_To be done_
Arrange the lines from the one containing "LED D1b xyxy=(153,69,185,130)" through the one containing "phototransistor U1 emitter", inclusive, as a numbered list, omitting any blank lines.

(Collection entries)
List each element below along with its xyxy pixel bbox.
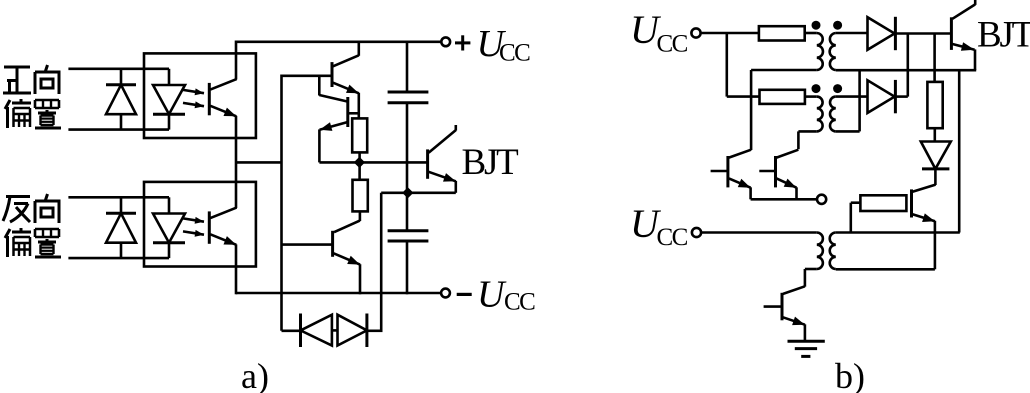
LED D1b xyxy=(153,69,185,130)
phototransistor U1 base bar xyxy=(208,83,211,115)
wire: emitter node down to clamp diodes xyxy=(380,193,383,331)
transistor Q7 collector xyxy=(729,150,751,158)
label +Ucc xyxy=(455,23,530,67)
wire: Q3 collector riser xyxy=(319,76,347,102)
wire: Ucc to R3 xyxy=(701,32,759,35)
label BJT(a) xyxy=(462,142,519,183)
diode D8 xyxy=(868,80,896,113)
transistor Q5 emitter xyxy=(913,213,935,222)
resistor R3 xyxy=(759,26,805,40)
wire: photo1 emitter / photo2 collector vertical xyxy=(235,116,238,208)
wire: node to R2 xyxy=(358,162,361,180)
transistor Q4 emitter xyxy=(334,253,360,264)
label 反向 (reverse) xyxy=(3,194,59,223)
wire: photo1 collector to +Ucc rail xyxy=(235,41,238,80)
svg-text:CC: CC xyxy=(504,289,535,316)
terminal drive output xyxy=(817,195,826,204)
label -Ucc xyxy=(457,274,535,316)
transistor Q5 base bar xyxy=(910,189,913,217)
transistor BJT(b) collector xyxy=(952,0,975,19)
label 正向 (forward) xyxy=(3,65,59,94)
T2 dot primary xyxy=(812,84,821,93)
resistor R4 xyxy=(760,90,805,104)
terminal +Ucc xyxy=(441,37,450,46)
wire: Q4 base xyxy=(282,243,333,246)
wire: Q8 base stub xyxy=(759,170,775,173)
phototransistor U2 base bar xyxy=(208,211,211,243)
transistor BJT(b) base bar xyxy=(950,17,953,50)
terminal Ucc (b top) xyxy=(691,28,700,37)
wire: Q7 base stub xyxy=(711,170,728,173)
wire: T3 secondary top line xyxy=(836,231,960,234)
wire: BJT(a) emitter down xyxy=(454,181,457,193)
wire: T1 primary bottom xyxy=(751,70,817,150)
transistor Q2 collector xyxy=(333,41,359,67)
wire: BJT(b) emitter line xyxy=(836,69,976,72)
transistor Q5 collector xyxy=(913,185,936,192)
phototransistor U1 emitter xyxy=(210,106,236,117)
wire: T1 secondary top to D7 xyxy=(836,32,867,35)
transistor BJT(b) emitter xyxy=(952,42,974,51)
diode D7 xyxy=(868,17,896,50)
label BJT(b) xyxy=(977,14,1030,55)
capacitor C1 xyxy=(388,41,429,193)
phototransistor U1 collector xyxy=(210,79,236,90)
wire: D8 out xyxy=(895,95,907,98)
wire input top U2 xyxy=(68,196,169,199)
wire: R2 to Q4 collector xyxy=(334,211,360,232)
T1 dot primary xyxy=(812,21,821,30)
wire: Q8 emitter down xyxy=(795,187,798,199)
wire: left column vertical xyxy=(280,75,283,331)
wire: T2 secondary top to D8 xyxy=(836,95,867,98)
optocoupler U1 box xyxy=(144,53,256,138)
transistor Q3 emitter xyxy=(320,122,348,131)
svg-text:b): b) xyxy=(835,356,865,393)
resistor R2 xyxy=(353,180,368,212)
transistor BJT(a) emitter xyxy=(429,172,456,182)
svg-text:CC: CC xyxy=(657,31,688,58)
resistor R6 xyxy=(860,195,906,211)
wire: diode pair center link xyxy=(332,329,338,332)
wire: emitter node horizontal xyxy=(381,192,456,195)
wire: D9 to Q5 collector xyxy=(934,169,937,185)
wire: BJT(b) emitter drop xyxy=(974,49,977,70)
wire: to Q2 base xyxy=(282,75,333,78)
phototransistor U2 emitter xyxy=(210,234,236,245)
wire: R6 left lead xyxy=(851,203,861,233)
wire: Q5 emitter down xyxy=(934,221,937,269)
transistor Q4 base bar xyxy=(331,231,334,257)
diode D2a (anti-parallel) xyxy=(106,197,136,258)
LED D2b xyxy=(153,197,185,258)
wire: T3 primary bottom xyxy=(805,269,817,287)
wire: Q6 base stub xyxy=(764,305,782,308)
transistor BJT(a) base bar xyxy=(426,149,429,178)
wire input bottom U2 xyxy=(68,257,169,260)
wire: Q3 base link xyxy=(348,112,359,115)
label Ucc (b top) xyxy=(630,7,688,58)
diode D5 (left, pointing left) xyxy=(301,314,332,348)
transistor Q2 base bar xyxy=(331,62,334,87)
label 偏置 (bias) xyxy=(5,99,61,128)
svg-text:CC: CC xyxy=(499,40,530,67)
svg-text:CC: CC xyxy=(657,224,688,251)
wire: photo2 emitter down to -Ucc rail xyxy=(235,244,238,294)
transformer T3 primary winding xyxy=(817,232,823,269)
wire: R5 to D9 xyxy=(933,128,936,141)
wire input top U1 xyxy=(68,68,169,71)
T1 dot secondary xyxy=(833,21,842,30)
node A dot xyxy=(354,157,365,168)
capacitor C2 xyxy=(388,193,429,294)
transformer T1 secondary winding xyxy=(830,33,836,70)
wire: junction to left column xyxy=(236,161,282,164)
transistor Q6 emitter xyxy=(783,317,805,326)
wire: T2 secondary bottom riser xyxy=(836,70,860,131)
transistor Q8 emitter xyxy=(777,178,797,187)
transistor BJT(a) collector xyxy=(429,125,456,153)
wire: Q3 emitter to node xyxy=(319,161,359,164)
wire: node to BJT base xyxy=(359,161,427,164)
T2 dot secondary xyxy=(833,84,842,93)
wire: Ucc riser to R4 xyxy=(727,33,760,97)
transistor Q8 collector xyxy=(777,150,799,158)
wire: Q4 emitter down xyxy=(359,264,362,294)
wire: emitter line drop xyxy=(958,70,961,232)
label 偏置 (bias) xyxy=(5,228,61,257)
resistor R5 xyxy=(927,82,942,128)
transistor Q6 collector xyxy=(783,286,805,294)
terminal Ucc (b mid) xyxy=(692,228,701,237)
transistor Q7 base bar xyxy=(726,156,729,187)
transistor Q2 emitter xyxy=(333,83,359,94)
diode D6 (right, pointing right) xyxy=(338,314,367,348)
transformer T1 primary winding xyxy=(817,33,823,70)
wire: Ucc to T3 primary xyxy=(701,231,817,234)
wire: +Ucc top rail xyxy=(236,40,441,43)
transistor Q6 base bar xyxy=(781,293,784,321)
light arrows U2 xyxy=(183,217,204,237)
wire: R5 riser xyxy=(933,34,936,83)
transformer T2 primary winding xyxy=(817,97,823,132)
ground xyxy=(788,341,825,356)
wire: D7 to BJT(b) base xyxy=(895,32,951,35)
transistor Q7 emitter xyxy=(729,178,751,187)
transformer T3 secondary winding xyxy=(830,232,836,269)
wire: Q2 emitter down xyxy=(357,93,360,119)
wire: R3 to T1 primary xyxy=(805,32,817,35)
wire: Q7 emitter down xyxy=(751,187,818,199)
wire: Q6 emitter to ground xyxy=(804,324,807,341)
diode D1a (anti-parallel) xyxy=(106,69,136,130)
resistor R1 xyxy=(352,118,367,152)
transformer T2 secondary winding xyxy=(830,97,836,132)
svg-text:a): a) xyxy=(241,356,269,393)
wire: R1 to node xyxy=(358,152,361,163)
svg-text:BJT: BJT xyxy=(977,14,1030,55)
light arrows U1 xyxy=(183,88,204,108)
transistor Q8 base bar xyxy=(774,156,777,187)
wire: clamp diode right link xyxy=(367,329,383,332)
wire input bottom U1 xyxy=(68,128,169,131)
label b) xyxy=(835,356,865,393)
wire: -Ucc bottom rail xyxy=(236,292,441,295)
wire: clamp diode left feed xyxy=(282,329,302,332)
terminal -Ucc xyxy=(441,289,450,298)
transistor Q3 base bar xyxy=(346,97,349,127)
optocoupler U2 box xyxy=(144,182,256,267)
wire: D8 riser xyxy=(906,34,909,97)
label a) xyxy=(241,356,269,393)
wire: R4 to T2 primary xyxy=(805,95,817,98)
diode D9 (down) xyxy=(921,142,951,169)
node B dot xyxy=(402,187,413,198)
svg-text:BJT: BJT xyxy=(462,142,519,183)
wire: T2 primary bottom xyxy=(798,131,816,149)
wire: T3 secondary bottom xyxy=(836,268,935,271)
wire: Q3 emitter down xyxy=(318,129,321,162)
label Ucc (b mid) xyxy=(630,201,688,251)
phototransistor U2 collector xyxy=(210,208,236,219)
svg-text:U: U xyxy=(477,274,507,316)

_Result_
1. LED D1b xyxy=(153,69,185,130)
2. phototransistor U1 base bar xyxy=(208,83,211,115)
3. wire: emitter node down to clamp diodes xyxy=(380,193,383,331)
4. transistor Q7 collector xyxy=(729,150,751,158)
5. label +Ucc xyxy=(455,23,530,67)
6. wire: Q3 collector riser xyxy=(319,76,347,102)
7. wire: Ucc to R3 xyxy=(701,32,759,35)
8. label BJT(a) xyxy=(462,142,519,183)
9. diode D8 xyxy=(868,80,896,113)
10. transistor Q5 emitter xyxy=(913,213,935,222)
11. resistor R3 xyxy=(759,26,805,40)
12. wire: photo1 emitter / photo2 collector vertical xyxy=(235,116,238,208)
13. wire: node to R2 xyxy=(358,162,361,180)
14. transistor Q4 emitter xyxy=(334,253,360,264)
15. label 反向 (reverse) xyxy=(3,194,59,223)
16. wire: photo1 collector to +Ucc rail xyxy=(235,41,238,80)
17. svg-text:CC: CC xyxy=(504,289,535,316)
18. terminal drive output xyxy=(817,195,826,204)
19. label -Ucc xyxy=(457,274,535,316)
20. transistor Q5 base bar xyxy=(910,189,913,217)
21. transistor BJT(b) collector xyxy=(952,0,975,19)
22. label 正向 (forward) xyxy=(3,65,59,94)
23. T2 dot primary xyxy=(812,84,821,93)
24. resistor R4 xyxy=(760,90,805,104)
25. terminal +Ucc xyxy=(441,37,450,46)
26. wire: Q4 base xyxy=(282,243,333,246)
27. wire: Q8 base stub xyxy=(759,170,775,173)
28. phototransistor U2 base bar xyxy=(208,211,211,243)
29. transistor BJT(b) base bar xyxy=(950,17,953,50)
30. terminal Ucc (b top) xyxy=(691,28,700,37)
31. wire: Q7 base stub xyxy=(711,170,728,173)
32. wire: T3 secondary top line xyxy=(836,231,960,234)
33. wire: BJT(a) emitter down xyxy=(454,181,457,193)
34. wire: T1 primary bottom xyxy=(751,70,817,150)
35. transistor Q2 collector xyxy=(333,41,359,67)
36. wire: BJT(b) emitter line xyxy=(836,69,976,72)
37. transistor Q5 collector xyxy=(913,185,936,192)
38. phototransistor U1 emitter xyxy=(210,106,236,117)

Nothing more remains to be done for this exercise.